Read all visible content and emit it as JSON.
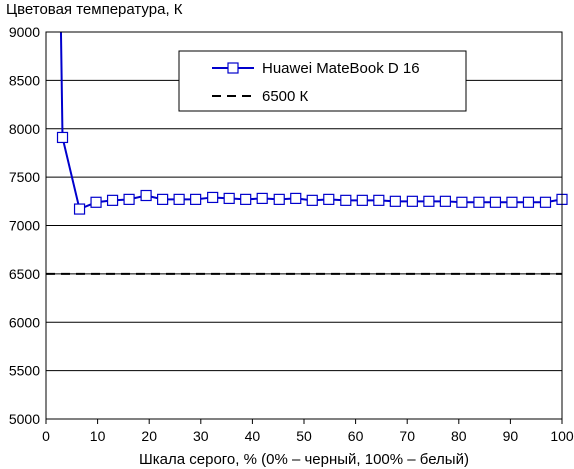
{
  "chart_data": {
    "type": "line",
    "title": "",
    "ylabel": "Цветовая температура, К",
    "xlabel": "Шкала серого, % (0% – черный, 100% – белый)",
    "xlim": [
      0,
      100
    ],
    "ylim": [
      5000,
      9000
    ],
    "xticks": [
      "0",
      "10",
      "20",
      "30",
      "40",
      "50",
      "60",
      "70",
      "80",
      "90",
      "100"
    ],
    "yticks": [
      "5000",
      "5500",
      "6000",
      "6500",
      "7000",
      "7500",
      "8000",
      "8500",
      "9000"
    ],
    "grid": "horizontal",
    "legend_position": "top-center",
    "series": [
      {
        "name": "Huawei MateBook D 16",
        "color": "#0000cc",
        "marker": "square",
        "line_start": {
          "x": 2.9,
          "y": 9000
        },
        "points": [
          {
            "x": 3.2,
            "y": 7910
          },
          {
            "x": 6.5,
            "y": 7170
          },
          {
            "x": 9.7,
            "y": 7240
          },
          {
            "x": 12.9,
            "y": 7260
          },
          {
            "x": 16.1,
            "y": 7270
          },
          {
            "x": 19.4,
            "y": 7310
          },
          {
            "x": 22.6,
            "y": 7270
          },
          {
            "x": 25.8,
            "y": 7270
          },
          {
            "x": 29.0,
            "y": 7270
          },
          {
            "x": 32.3,
            "y": 7290
          },
          {
            "x": 35.5,
            "y": 7280
          },
          {
            "x": 38.7,
            "y": 7270
          },
          {
            "x": 41.9,
            "y": 7280
          },
          {
            "x": 45.2,
            "y": 7270
          },
          {
            "x": 48.4,
            "y": 7280
          },
          {
            "x": 51.6,
            "y": 7260
          },
          {
            "x": 54.8,
            "y": 7270
          },
          {
            "x": 58.1,
            "y": 7260
          },
          {
            "x": 61.3,
            "y": 7260
          },
          {
            "x": 64.5,
            "y": 7260
          },
          {
            "x": 67.7,
            "y": 7250
          },
          {
            "x": 71.0,
            "y": 7250
          },
          {
            "x": 74.2,
            "y": 7250
          },
          {
            "x": 77.4,
            "y": 7250
          },
          {
            "x": 80.6,
            "y": 7240
          },
          {
            "x": 83.9,
            "y": 7240
          },
          {
            "x": 87.1,
            "y": 7240
          },
          {
            "x": 90.3,
            "y": 7240
          },
          {
            "x": 93.5,
            "y": 7240
          },
          {
            "x": 96.8,
            "y": 7240
          },
          {
            "x": 100,
            "y": 7270
          }
        ]
      },
      {
        "name": "6500 К",
        "color": "#000000",
        "dash": true,
        "points": [
          {
            "x": 0,
            "y": 6500
          },
          {
            "x": 100,
            "y": 6500
          }
        ]
      }
    ]
  }
}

···

_Request_.
Give the entries again word for word, but skip the pictures.

_Task result_.
Read all visible content and emit it as JSON.
{
  "chart_data": {
    "type": "line",
    "title": "",
    "ylabel": "Цветовая температура, К",
    "xlabel": "Шкала серого, % (0% – черный, 100% – белый)",
    "xlim": [
      0,
      100
    ],
    "ylim": [
      5000,
      9000
    ],
    "xticks": [
      "0",
      "10",
      "20",
      "30",
      "40",
      "50",
      "60",
      "70",
      "80",
      "90",
      "100"
    ],
    "yticks": [
      "5000",
      "5500",
      "6000",
      "6500",
      "7000",
      "7500",
      "8000",
      "8500",
      "9000"
    ],
    "grid": "horizontal",
    "legend_position": "top-center",
    "series": [
      {
        "name": "Huawei MateBook D 16",
        "color": "#0000cc",
        "marker": "square",
        "line_start": {
          "x": 2.9,
          "y": 9000
        },
        "points": [
          {
            "x": 3.2,
            "y": 7910
          },
          {
            "x": 6.5,
            "y": 7170
          },
          {
            "x": 9.7,
            "y": 7240
          },
          {
            "x": 12.9,
            "y": 7260
          },
          {
            "x": 16.1,
            "y": 7270
          },
          {
            "x": 19.4,
            "y": 7310
          },
          {
            "x": 22.6,
            "y": 7270
          },
          {
            "x": 25.8,
            "y": 7270
          },
          {
            "x": 29.0,
            "y": 7270
          },
          {
            "x": 32.3,
            "y": 7290
          },
          {
            "x": 35.5,
            "y": 7280
          },
          {
            "x": 38.7,
            "y": 7270
          },
          {
            "x": 41.9,
            "y": 7280
          },
          {
            "x": 45.2,
            "y": 7270
          },
          {
            "x": 48.4,
            "y": 7280
          },
          {
            "x": 51.6,
            "y": 7260
          },
          {
            "x": 54.8,
            "y": 7270
          },
          {
            "x": 58.1,
            "y": 7260
          },
          {
            "x": 61.3,
            "y": 7260
          },
          {
            "x": 64.5,
            "y": 7260
          },
          {
            "x": 67.7,
            "y": 7250
          },
          {
            "x": 71.0,
            "y": 7250
          },
          {
            "x": 74.2,
            "y": 7250
          },
          {
            "x": 77.4,
            "y": 7250
          },
          {
            "x": 80.6,
            "y": 7240
          },
          {
            "x": 83.9,
            "y": 7240
          },
          {
            "x": 87.1,
            "y": 7240
          },
          {
            "x": 90.3,
            "y": 7240
          },
          {
            "x": 93.5,
            "y": 7240
          },
          {
            "x": 96.8,
            "y": 7240
          },
          {
            "x": 100,
            "y": 7270
          }
        ]
      },
      {
        "name": "6500 К",
        "color": "#000000",
        "dash": true,
        "points": [
          {
            "x": 0,
            "y": 6500
          },
          {
            "x": 100,
            "y": 6500
          }
        ]
      }
    ]
  }
}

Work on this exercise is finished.